The listing must be reproduced in full, exactly as it stands.

*** Items

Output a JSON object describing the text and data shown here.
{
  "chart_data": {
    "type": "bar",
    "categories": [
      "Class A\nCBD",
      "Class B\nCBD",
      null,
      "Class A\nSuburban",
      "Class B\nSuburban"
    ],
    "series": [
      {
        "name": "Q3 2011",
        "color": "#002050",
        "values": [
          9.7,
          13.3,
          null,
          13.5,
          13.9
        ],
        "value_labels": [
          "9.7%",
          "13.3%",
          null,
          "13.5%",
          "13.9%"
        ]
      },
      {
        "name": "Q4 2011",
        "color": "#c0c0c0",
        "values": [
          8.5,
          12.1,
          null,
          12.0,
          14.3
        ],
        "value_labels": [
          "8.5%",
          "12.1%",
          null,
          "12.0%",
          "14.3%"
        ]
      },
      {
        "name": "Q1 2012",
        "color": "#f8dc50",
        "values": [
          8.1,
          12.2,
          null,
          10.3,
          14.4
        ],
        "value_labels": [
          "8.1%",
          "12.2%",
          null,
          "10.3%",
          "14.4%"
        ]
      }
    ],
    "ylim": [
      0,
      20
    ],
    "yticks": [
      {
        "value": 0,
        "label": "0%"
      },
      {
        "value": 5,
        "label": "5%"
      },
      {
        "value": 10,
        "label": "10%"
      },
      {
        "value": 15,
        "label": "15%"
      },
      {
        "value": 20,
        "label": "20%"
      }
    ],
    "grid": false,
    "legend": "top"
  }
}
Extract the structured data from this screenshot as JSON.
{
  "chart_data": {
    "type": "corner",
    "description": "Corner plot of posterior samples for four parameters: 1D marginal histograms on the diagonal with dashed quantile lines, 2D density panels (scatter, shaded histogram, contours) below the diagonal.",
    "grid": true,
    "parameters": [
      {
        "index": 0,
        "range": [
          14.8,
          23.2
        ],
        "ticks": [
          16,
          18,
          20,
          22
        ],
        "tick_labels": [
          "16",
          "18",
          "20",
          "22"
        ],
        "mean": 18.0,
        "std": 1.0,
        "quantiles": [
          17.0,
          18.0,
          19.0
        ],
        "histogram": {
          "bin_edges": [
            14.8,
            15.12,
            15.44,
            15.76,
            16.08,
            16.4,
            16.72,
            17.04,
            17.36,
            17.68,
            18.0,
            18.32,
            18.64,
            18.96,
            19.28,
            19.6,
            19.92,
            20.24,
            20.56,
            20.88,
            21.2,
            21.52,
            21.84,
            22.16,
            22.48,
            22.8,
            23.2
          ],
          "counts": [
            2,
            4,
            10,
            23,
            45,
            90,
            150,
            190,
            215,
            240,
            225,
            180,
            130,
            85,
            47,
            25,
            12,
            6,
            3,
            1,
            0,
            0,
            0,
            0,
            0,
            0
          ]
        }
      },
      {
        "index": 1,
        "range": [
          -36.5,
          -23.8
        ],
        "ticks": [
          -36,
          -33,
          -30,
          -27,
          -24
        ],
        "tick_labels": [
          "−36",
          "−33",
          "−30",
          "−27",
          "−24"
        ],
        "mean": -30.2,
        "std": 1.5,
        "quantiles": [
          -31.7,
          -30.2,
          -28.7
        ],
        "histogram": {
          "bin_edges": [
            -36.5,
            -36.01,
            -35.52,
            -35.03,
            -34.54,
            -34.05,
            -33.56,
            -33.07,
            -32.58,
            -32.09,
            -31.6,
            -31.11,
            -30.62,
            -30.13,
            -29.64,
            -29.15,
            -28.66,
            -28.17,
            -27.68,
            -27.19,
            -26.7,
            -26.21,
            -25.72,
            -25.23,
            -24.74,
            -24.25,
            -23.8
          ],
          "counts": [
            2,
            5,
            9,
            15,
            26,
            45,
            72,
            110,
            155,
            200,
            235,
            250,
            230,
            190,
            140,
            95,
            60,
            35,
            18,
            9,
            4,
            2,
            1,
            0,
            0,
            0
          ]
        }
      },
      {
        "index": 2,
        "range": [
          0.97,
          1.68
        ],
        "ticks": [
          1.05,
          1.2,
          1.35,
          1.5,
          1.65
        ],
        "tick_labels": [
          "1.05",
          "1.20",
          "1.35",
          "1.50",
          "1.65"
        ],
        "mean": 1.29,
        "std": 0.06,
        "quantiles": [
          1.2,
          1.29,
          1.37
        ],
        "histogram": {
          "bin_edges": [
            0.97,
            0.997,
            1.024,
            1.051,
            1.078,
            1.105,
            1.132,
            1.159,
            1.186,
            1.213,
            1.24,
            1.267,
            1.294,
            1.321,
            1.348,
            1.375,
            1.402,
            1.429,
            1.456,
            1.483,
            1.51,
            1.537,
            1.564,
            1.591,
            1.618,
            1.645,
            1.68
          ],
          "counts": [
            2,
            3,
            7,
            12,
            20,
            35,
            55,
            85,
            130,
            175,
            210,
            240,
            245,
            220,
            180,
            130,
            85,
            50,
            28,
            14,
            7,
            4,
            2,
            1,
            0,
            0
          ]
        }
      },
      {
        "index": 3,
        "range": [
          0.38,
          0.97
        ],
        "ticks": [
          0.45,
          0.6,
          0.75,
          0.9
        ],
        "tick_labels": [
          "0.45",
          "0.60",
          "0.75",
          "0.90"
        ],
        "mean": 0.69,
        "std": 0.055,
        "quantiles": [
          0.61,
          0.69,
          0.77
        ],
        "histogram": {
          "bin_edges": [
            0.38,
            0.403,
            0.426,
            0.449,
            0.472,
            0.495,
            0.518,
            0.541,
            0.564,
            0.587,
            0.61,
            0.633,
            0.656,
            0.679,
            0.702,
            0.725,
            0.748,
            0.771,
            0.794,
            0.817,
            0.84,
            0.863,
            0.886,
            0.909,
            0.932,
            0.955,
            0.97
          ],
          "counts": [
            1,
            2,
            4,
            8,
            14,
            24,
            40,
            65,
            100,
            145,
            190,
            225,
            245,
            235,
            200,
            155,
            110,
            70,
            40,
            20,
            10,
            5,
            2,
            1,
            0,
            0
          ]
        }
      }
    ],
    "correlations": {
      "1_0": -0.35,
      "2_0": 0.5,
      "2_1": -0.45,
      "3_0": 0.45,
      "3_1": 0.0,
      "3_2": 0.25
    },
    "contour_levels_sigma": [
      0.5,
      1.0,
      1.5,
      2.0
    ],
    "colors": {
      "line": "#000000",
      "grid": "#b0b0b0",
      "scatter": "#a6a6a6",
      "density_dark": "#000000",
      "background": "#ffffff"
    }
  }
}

******

## The reply
Output a JSON object describing the text and data shown here.
{
  "chart_data": {
    "type": "bar",
    "categories": [
      "Class A\nCBD",
      "Class B\nCBD",
      null,
      "Class A\nSuburban",
      "Class B\nSuburban"
    ],
    "series": [
      {
        "name": "Q3 2011",
        "color": "#002050",
        "values": [
          9.7,
          13.3,
          null,
          13.5,
          13.9
        ],
        "value_labels": [
          "9.7%",
          "13.3%",
          null,
          "13.5%",
          "13.9%"
        ]
      },
      {
        "name": "Q4 2011",
        "color": "#c0c0c0",
        "values": [
          8.5,
          12.1,
          null,
          12.0,
          14.3
        ],
        "value_labels": [
          "8.5%",
          "12.1%",
          null,
          "12.0%",
          "14.3%"
        ]
      },
      {
        "name": "Q1 2012",
        "color": "#f8dc50",
        "values": [
          8.1,
          12.2,
          null,
          10.3,
          14.4
        ],
        "value_labels": [
          "8.1%",
          "12.2%",
          null,
          "10.3%",
          "14.4%"
        ]
      }
    ],
    "ylim": [
      0,
      20
    ],
    "yticks": [
      {
        "value": 0,
        "label": "0%"
      },
      {
        "value": 5,
        "label": "5%"
      },
      {
        "value": 10,
        "label": "10%"
      },
      {
        "value": 15,
        "label": "15%"
      },
      {
        "value": 20,
        "label": "20%"
      }
    ],
    "grid": false,
    "legend": "top"
  }
}
Extract the structured data from this screenshot as JSON.
{
  "chart_data": {
    "type": "corner",
    "description": "Corner plot of posterior samples for four parameters: 1D marginal histograms on the diagonal with dashed quantile lines, 2D density panels (scatter, shaded histogram, contours) below the diagonal.",
    "grid": true,
    "parameters": [
      {
        "index": 0,
        "range": [
          14.8,
          23.2
        ],
        "ticks": [
          16,
          18,
          20,
          22
        ],
        "tick_labels": [
          "16",
          "18",
          "20",
          "22"
        ],
        "mean": 18.0,
        "std": 1.0,
        "quantiles": [
          17.0,
          18.0,
          19.0
        ],
        "histogram": {
          "bin_edges": [
            14.8,
            15.12,
            15.44,
            15.76,
            16.08,
            16.4,
            16.72,
            17.04,
            17.36,
            17.68,
            18.0,
            18.32,
            18.64,
            18.96,
            19.28,
            19.6,
            19.92,
            20.24,
            20.56,
            20.88,
            21.2,
            21.52,
            21.84,
            22.16,
            22.48,
            22.8,
            23.2
          ],
          "counts": [
            2,
            4,
            10,
            23,
            45,
            90,
            150,
            190,
            215,
            240,
            225,
            180,
            130,
            85,
            47,
            25,
            12,
            6,
            3,
            1,
            0,
            0,
            0,
            0,
            0,
            0
          ]
        }
      },
      {
        "index": 1,
        "range": [
          -36.5,
          -23.8
        ],
        "ticks": [
          -36,
          -33,
          -30,
          -27,
          -24
        ],
        "tick_labels": [
          "−36",
          "−33",
          "−30",
          "−27",
          "−24"
        ],
        "mean": -30.2,
        "std": 1.5,
        "quantiles": [
          -31.7,
          -30.2,
          -28.7
        ],
        "histogram": {
          "bin_edges": [
            -36.5,
            -36.01,
            -35.52,
            -35.03,
            -34.54,
            -34.05,
            -33.56,
            -33.07,
            -32.58,
            -32.09,
            -31.6,
            -31.11,
            -30.62,
            -30.13,
            -29.64,
            -29.15,
            -28.66,
            -28.17,
            -27.68,
            -27.19,
            -26.7,
            -26.21,
            -25.72,
            -25.23,
            -24.74,
            -24.25,
            -23.8
          ],
          "counts": [
            2,
            5,
            9,
            15,
            26,
            45,
            72,
            110,
            155,
            200,
            235,
            250,
            230,
            190,
            140,
            95,
            60,
            35,
            18,
            9,
            4,
            2,
            1,
            0,
            0,
            0
          ]
        }
      },
      {
        "index": 2,
        "range": [
          0.97,
          1.68
        ],
        "ticks": [
          1.05,
          1.2,
          1.35,
          1.5,
          1.65
        ],
        "tick_labels": [
          "1.05",
          "1.20",
          "1.35",
          "1.50",
          "1.65"
        ],
        "mean": 1.29,
        "std": 0.06,
        "quantiles": [
          1.2,
          1.29,
          1.37
        ],
        "histogram": {
          "bin_edges": [
            0.97,
            0.997,
            1.024,
            1.051,
            1.078,
            1.105,
            1.132,
            1.159,
            1.186,
            1.213,
            1.24,
            1.267,
            1.294,
            1.321,
            1.348,
            1.375,
            1.402,
            1.429,
            1.456,
            1.483,
            1.51,
            1.537,
            1.564,
            1.591,
            1.618,
            1.645,
            1.68
          ],
          "counts": [
            2,
            3,
            7,
            12,
            20,
            35,
            55,
            85,
            130,
            175,
            210,
            240,
            245,
            220,
            180,
            130,
            85,
            50,
            28,
            14,
            7,
            4,
            2,
            1,
            0,
            0
          ]
        }
      },
      {
        "index": 3,
        "range": [
          0.38,
          0.97
        ],
        "ticks": [
          0.45,
          0.6,
          0.75,
          0.9
        ],
        "tick_labels": [
          "0.45",
          "0.60",
          "0.75",
          "0.90"
        ],
        "mean": 0.69,
        "std": 0.055,
        "quantiles": [
          0.61,
          0.69,
          0.77
        ],
        "histogram": {
          "bin_edges": [
            0.38,
            0.403,
            0.426,
            0.449,
            0.472,
            0.495,
            0.518,
            0.541,
            0.564,
            0.587,
            0.61,
            0.633,
            0.656,
            0.679,
            0.702,
            0.725,
            0.748,
            0.771,
            0.794,
            0.817,
            0.84,
            0.863,
            0.886,
            0.909,
            0.932,
            0.955,
            0.97
          ],
          "counts": [
            1,
            2,
            4,
            8,
            14,
            24,
            40,
            65,
            100,
            145,
            190,
            225,
            245,
            235,
            200,
            155,
            110,
            70,
            40,
            20,
            10,
            5,
            2,
            1,
            0,
            0
          ]
        }
      }
    ],
    "correlations": {
      "1_0": -0.35,
      "2_0": 0.5,
      "2_1": -0.45,
      "3_0": 0.45,
      "3_1": 0.0,
      "3_2": 0.25
    },
    "contour_levels_sigma": [
      0.5,
      1.0,
      1.5,
      2.0
    ],
    "colors": {
      "line": "#000000",
      "grid": "#b0b0b0",
      "scatter": "#a6a6a6",
      "density_dark": "#000000",
      "background": "#ffffff"
    }
  }
}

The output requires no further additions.